## begin

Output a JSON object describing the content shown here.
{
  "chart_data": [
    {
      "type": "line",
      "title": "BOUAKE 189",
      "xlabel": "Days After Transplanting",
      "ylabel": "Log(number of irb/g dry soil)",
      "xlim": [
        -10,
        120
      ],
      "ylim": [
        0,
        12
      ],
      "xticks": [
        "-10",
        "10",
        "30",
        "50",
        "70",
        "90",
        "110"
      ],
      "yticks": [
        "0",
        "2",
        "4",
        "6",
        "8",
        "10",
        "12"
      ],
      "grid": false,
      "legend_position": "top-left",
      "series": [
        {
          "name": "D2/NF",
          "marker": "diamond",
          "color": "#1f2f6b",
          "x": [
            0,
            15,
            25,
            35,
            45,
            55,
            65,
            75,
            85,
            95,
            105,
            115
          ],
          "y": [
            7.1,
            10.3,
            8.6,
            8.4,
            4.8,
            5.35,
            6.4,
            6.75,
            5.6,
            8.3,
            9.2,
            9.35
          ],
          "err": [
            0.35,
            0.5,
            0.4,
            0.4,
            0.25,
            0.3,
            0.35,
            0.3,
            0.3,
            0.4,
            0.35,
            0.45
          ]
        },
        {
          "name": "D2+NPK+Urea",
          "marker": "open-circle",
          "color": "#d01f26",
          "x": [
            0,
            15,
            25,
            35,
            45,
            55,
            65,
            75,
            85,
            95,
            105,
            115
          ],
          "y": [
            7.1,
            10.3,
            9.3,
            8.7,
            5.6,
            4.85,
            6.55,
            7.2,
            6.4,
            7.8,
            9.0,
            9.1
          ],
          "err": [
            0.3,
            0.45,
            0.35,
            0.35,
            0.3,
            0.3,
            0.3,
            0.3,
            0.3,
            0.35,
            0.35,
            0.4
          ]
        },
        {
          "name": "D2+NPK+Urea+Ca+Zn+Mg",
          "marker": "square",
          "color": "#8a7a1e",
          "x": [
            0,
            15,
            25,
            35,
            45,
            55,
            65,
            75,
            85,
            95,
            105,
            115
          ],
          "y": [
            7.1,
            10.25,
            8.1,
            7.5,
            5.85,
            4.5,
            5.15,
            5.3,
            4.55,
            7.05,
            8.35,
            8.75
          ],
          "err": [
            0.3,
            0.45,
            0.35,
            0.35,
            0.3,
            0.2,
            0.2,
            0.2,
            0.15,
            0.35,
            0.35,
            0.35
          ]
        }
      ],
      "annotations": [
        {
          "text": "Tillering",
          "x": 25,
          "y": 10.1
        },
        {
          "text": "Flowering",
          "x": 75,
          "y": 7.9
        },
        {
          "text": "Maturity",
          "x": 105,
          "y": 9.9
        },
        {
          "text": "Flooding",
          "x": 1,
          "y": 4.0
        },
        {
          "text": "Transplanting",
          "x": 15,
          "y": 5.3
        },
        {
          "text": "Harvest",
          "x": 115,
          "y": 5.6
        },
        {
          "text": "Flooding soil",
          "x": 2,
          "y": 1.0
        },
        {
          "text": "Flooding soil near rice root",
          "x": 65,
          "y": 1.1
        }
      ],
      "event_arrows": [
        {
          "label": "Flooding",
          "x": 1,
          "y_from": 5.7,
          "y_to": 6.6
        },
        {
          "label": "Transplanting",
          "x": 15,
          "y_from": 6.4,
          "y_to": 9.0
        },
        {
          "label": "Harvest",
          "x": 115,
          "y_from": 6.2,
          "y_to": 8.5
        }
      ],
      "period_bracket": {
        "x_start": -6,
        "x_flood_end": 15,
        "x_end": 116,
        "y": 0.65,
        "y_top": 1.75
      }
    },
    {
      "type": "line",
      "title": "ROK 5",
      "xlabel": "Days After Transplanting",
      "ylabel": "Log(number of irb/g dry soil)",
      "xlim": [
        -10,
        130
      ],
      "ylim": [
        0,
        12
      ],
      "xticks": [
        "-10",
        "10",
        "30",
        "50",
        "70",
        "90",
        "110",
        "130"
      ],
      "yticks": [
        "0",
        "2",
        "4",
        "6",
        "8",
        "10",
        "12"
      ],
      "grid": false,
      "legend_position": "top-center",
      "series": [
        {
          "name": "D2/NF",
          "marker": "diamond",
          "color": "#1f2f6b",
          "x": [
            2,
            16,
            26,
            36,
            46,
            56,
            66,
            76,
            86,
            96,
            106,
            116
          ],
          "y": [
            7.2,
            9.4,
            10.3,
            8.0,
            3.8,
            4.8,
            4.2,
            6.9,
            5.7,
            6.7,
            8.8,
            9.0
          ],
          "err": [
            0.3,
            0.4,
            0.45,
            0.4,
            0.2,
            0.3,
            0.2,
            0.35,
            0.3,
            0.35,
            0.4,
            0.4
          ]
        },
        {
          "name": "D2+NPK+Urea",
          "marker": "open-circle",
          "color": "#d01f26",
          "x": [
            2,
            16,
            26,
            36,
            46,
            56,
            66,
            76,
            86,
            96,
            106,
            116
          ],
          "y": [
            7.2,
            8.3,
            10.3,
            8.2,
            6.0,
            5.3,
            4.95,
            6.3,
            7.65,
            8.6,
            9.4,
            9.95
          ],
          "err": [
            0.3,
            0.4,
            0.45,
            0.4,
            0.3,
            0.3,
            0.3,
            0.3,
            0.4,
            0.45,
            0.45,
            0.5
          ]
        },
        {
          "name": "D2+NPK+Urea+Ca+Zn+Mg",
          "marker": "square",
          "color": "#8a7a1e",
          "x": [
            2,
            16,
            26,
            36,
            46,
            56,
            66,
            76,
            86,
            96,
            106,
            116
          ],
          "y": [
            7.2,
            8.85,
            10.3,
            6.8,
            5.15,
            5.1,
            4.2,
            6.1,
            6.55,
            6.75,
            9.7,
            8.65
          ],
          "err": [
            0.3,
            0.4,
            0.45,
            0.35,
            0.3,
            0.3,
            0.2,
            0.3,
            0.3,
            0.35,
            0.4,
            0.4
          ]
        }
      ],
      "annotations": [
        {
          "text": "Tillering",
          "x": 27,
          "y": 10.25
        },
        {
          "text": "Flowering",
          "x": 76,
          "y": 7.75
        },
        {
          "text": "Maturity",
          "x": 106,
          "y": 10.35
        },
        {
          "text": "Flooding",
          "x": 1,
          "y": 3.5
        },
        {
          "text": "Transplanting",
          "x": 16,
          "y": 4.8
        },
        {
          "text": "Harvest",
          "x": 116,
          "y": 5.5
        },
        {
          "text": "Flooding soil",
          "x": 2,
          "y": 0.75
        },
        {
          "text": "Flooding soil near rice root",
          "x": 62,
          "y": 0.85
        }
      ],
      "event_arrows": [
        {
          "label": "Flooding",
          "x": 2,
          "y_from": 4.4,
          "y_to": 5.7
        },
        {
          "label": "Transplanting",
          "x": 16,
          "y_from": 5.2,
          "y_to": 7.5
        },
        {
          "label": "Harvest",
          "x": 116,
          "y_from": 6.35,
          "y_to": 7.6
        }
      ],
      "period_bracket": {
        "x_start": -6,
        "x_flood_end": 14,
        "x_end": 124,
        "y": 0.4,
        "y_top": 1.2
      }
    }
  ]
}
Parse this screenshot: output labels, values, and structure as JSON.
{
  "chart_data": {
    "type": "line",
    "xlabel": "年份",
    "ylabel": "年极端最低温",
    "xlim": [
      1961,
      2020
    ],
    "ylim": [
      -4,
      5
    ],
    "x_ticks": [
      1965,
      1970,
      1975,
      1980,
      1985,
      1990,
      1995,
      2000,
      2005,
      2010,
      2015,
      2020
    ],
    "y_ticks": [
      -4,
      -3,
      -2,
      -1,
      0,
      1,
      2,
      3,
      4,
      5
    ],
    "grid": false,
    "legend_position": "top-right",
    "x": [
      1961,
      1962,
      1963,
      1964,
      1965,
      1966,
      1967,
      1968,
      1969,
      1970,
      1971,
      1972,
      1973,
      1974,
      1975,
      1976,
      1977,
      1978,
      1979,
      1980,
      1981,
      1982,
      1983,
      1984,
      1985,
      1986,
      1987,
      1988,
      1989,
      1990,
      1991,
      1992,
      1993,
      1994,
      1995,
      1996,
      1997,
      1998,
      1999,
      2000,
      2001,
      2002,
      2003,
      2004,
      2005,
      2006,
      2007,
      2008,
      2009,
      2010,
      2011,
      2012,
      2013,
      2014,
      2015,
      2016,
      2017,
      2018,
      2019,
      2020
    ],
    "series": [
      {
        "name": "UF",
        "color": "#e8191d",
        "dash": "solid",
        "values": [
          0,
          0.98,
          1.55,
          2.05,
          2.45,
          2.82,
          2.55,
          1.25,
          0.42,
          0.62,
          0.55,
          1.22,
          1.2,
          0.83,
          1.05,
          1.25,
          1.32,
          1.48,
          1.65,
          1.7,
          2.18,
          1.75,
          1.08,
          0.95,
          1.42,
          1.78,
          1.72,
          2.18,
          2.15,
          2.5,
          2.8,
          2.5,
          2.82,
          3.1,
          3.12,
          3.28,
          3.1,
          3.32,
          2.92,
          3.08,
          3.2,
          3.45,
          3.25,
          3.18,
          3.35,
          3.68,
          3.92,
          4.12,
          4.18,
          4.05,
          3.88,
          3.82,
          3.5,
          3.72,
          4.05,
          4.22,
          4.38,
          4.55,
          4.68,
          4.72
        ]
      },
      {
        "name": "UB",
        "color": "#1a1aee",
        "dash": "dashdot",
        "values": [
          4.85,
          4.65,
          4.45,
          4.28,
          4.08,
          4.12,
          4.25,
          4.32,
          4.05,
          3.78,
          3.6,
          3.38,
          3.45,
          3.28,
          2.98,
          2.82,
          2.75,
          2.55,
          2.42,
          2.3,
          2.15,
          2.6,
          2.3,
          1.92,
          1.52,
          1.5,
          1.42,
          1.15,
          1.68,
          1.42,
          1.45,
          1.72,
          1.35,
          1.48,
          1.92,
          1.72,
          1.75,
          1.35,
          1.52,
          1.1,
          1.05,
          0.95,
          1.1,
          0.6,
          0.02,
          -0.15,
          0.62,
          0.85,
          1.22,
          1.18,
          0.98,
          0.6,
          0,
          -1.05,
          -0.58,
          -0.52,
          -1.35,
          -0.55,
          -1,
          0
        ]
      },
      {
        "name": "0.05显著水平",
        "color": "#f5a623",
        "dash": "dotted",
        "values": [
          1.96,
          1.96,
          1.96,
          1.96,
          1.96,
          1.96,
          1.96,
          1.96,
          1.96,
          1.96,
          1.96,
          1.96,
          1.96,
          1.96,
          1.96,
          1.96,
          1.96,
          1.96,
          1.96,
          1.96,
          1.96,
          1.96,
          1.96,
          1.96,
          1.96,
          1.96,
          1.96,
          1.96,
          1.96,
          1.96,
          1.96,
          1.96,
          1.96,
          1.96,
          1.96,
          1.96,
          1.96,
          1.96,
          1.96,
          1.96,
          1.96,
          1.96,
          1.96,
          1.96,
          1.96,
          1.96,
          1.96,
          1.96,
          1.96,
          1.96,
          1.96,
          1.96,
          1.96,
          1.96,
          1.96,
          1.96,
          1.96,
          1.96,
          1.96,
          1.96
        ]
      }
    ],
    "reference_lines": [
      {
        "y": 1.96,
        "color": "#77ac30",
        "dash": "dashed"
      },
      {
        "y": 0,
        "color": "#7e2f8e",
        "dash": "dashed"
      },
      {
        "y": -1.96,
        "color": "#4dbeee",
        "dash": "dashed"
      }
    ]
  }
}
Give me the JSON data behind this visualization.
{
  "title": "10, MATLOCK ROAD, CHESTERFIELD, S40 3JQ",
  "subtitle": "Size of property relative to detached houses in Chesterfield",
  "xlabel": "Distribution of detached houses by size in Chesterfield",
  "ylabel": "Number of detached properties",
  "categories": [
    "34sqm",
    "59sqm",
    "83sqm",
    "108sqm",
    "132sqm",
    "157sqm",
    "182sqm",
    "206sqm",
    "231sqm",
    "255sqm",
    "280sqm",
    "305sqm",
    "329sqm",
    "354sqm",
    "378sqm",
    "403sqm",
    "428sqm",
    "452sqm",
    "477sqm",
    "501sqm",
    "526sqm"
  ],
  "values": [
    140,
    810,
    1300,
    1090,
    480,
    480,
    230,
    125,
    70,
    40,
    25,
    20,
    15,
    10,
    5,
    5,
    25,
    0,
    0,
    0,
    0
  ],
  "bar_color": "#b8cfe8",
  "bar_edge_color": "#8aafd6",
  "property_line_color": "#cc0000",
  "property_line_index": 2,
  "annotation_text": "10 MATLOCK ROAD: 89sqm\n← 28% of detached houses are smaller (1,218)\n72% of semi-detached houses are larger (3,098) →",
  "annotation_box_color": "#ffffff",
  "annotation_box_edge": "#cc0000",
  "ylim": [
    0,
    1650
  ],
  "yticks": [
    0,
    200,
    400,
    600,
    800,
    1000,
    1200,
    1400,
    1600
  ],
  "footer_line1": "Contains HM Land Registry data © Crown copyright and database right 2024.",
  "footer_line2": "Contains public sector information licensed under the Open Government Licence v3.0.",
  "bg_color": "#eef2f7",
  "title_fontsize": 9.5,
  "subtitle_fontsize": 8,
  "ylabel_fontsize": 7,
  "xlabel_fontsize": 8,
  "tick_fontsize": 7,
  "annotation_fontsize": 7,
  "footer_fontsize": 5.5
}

## end

**Task directions**: Gather up every line in the data above that contains the word "JSON", copying each one.

**Answer for the task**:
Output a JSON object describing the content shown here.
Parse this screenshot: output labels, values, and structure as JSON.
Give me the JSON data behind this visualization.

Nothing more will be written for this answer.